> **Work instructions**
Retype, character for character, the lines of the items below, starting with the line containing "circle-fed-2024 <box>657 371 715 423</box>" and ending with the line containing "annotation-unemployment: 실업률 <box>537", both included.

> **Records**
####################

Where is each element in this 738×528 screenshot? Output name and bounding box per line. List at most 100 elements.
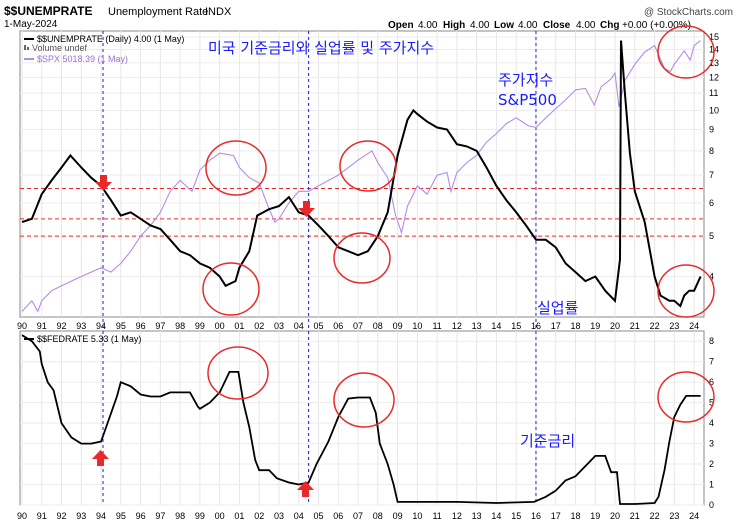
circle-fed-2024 <box>657 371 715 423</box>
quote-high-label: High <box>443 20 465 31</box>
x-tick-label-bottom: 22 <box>650 511 660 521</box>
x-tick-label-top: 23 <box>669 321 679 331</box>
header-exchange: INDX <box>205 6 232 18</box>
circle-spx-2007-peak <box>339 140 397 192</box>
x-tick-label-bottom: 08 <box>373 511 383 521</box>
annotation-spx-1: 주가지수 <box>498 71 553 89</box>
arrow-down-icon-1994 <box>95 175 112 191</box>
circle-spx-2024 <box>657 25 715 79</box>
quote-close-label: Close <box>543 20 571 31</box>
circle-fed-2007-peak <box>333 372 395 428</box>
x-tick-label-bottom: 03 <box>274 511 284 521</box>
y-tick-label-bottom: 4 <box>709 418 714 428</box>
top-x-axis: 90 91 92 93 94 95 96 97 98 99 00 01 02 03 04 05 06 07 08 09… <box>17 321 699 331</box>
x-tick-label-bottom: 90 <box>17 511 27 521</box>
quote-high: 4.00 <box>470 20 490 31</box>
x-tick-label-top: 91 <box>37 321 47 331</box>
x-tick-label-bottom: 24 <box>689 511 699 521</box>
x-tick-label-top: 17 <box>551 321 561 331</box>
x-tick-label-top: 14 <box>491 321 501 331</box>
header-date: 1-May-2024 <box>4 19 58 30</box>
x-tick-label-bottom: 97 <box>155 511 165 521</box>
x-tick-label-bottom: 01 <box>234 511 244 521</box>
top-legend: $$UNEMPRATE (Daily) 4.00 (1 May) Volume … <box>24 34 184 64</box>
y-tick-label-top: 4 <box>709 272 714 282</box>
x-tick-label-bottom: 16 <box>531 511 541 521</box>
x-tick-label-top: 09 <box>393 321 403 331</box>
bottom-legend: $$FEDRATE 5.33 (1 May) <box>24 334 141 344</box>
y-tick-label-top: 9 <box>709 125 714 135</box>
y-tick-label-bottom: 7 <box>709 357 714 367</box>
x-tick-label-top: 06 <box>333 321 343 331</box>
arrow-up-icon-1994 <box>92 450 109 466</box>
x-tick-label-bottom: 12 <box>452 511 462 521</box>
y-tick-label-bottom: 8 <box>709 336 714 346</box>
x-tick-label-bottom: 13 <box>472 511 482 521</box>
bottom-panel-grid <box>20 331 704 506</box>
x-tick-label-top: 93 <box>76 321 86 331</box>
quote-open: 4.00 <box>418 20 438 31</box>
quote-close: 4.00 <box>576 20 596 31</box>
quote-chg: +0.00 (+0.00%) <box>622 20 691 31</box>
quote-chg-label: Chg <box>600 20 619 31</box>
y-tick-label-top: 7 <box>709 170 714 180</box>
annotation-unemployment: 실업률 <box>537 299 579 317</box>
reference-lines <box>20 188 704 237</box>
x-tick-label-top: 11 <box>432 321 441 331</box>
quote-low-label: Low <box>494 20 514 31</box>
y-tick-label-bottom: 5 <box>709 398 714 408</box>
bottom-panel-frame <box>19 330 705 506</box>
x-tick-label-top: 90 <box>17 321 27 331</box>
y-tick-label-bottom: 1 <box>709 480 714 490</box>
x-tick-label-bottom: 23 <box>669 511 679 521</box>
annotation-title: 미국 기준금리와 실업률 및 주가지수 <box>208 39 434 57</box>
y-tick-label-top: 12 <box>709 72 719 82</box>
legend-unemp: $$UNEMPRATE (Daily) 4.00 (1 May) <box>37 34 184 44</box>
y-tick-label-bottom: 0 <box>709 500 714 510</box>
highlight-circles <box>202 25 715 428</box>
x-tick-label-bottom: 09 <box>393 511 403 521</box>
fedrate-series-line <box>21 334 701 505</box>
circle-fed-2000-peak <box>207 346 269 400</box>
legend-spx: $SPX 5018.39 (1 May) <box>37 54 128 64</box>
x-tick-label-top: 15 <box>511 321 521 331</box>
x-tick-label-bottom: 07 <box>353 511 363 521</box>
x-tick-label-top: 10 <box>412 321 422 331</box>
x-tick-label-bottom: 91 <box>37 511 47 521</box>
bottom-x-axis: 90 91 92 93 94 95 96 97 98 99 00 01 02 03 04 05 06 07 08 09… <box>17 511 699 521</box>
x-tick-label-top: 95 <box>116 321 126 331</box>
x-tick-label-top: 99 <box>195 321 205 331</box>
x-tick-label-top: 08 <box>373 321 383 331</box>
unemployment-series-line <box>21 40 702 308</box>
legend-volume: Volume undef <box>32 43 88 53</box>
volume-bars-icon-2 <box>27 47 29 50</box>
annotation-spx-2: S&P500 <box>498 91 557 109</box>
x-tick-label-top: 03 <box>274 321 284 331</box>
y-tick-label-bottom: 3 <box>709 439 714 449</box>
circle-unemp-2007-low <box>333 232 391 284</box>
x-tick-label-bottom: 02 <box>254 511 264 521</box>
x-tick-label-bottom: 96 <box>136 511 146 521</box>
signal-arrows <box>92 175 315 497</box>
y-tick-label-top: 13 <box>709 58 719 68</box>
x-tick-label-bottom: 14 <box>491 511 501 521</box>
y-tick-label-top: 6 <box>709 198 714 208</box>
quote-open-label: Open <box>388 20 414 31</box>
annotation-fedrate: 기준금리 <box>520 432 575 450</box>
x-tick-label-bottom: 11 <box>432 511 441 521</box>
header-symbol: $$UNEMPRATE <box>4 4 92 18</box>
x-tick-label-top: 94 <box>96 321 106 331</box>
y-tick-label-bottom: 2 <box>709 459 714 469</box>
vertical-guides <box>102 31 537 505</box>
x-tick-label-bottom: 93 <box>76 511 86 521</box>
x-tick-label-top: 04 <box>294 321 304 331</box>
quote-low: 4.00 <box>518 20 538 31</box>
x-tick-label-top: 20 <box>610 321 620 331</box>
spx-series-line <box>21 40 701 313</box>
x-tick-label-top: 07 <box>353 321 363 331</box>
top-panel-grid <box>20 31 704 317</box>
x-tick-label-top: 00 <box>215 321 225 331</box>
x-tick-label-bottom: 04 <box>294 511 304 521</box>
y-tick-label-top: 8 <box>709 146 714 156</box>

####################

> **Exercise output**
circle-fed-2024 <box>657 371 715 423</box>
quote-high-label: High <box>443 20 465 31</box>
x-tick-label-bottom: 22 <box>650 511 660 521</box>
x-tick-label-top: 23 <box>669 321 679 331</box>
header-exchange: INDX <box>205 6 232 18</box>
circle-spx-2007-peak <box>339 140 397 192</box>
x-tick-label-bottom: 08 <box>373 511 383 521</box>
annotation-spx-1: 주가지수 <box>498 71 553 89</box>
arrow-down-icon-1994 <box>95 175 112 191</box>
circle-spx-2024 <box>657 25 715 79</box>
quote-close-label: Close <box>543 20 571 31</box>
circle-fed-2007-peak <box>333 372 395 428</box>
x-tick-label-bottom: 03 <box>274 511 284 521</box>
y-tick-label-bottom: 4 <box>709 418 714 428</box>
top-x-axis: 90 91 92 93 94 95 96 97 98 99 00 01 02 03 04 05 06 07 08 09… <box>17 321 699 331</box>
x-tick-label-bottom: 90 <box>17 511 27 521</box>
quote-high: 4.00 <box>470 20 490 31</box>
x-tick-label-top: 91 <box>37 321 47 331</box>
x-tick-label-bottom: 24 <box>689 511 699 521</box>
x-tick-label-top: 17 <box>551 321 561 331</box>
x-tick-label-top: 14 <box>491 321 501 331</box>
header-date: 1-May-2024 <box>4 19 58 30</box>
x-tick-label-bottom: 97 <box>155 511 165 521</box>
x-tick-label-bottom: 01 <box>234 511 244 521</box>
top-legend: $$UNEMPRATE (Daily) 4.00 (1 May) Volume … <box>24 34 184 64</box>
y-tick-label-top: 4 <box>709 272 714 282</box>
x-tick-label-bottom: 16 <box>531 511 541 521</box>
x-tick-label-top: 09 <box>393 321 403 331</box>
bottom-legend: $$FEDRATE 5.33 (1 May) <box>24 334 141 344</box>
y-tick-label-top: 9 <box>709 125 714 135</box>
y-tick-label-bottom: 7 <box>709 357 714 367</box>
x-tick-label-top: 06 <box>333 321 343 331</box>
arrow-up-icon-1994 <box>92 450 109 466</box>
x-tick-label-bottom: 12 <box>452 511 462 521</box>
y-tick-label-bottom: 8 <box>709 336 714 346</box>
x-tick-label-bottom: 13 <box>472 511 482 521</box>
bottom-panel-grid <box>20 331 704 506</box>
x-tick-label-top: 93 <box>76 321 86 331</box>
quote-open: 4.00 <box>418 20 438 31</box>
quote-close: 4.00 <box>576 20 596 31</box>
quote-chg: +0.00 (+0.00%) <box>622 20 691 31</box>
quote-chg-label: Chg <box>600 20 619 31</box>
y-tick-label-top: 7 <box>709 170 714 180</box>
annotation-unemployment: 실업률 <box>537 299 579 317</box>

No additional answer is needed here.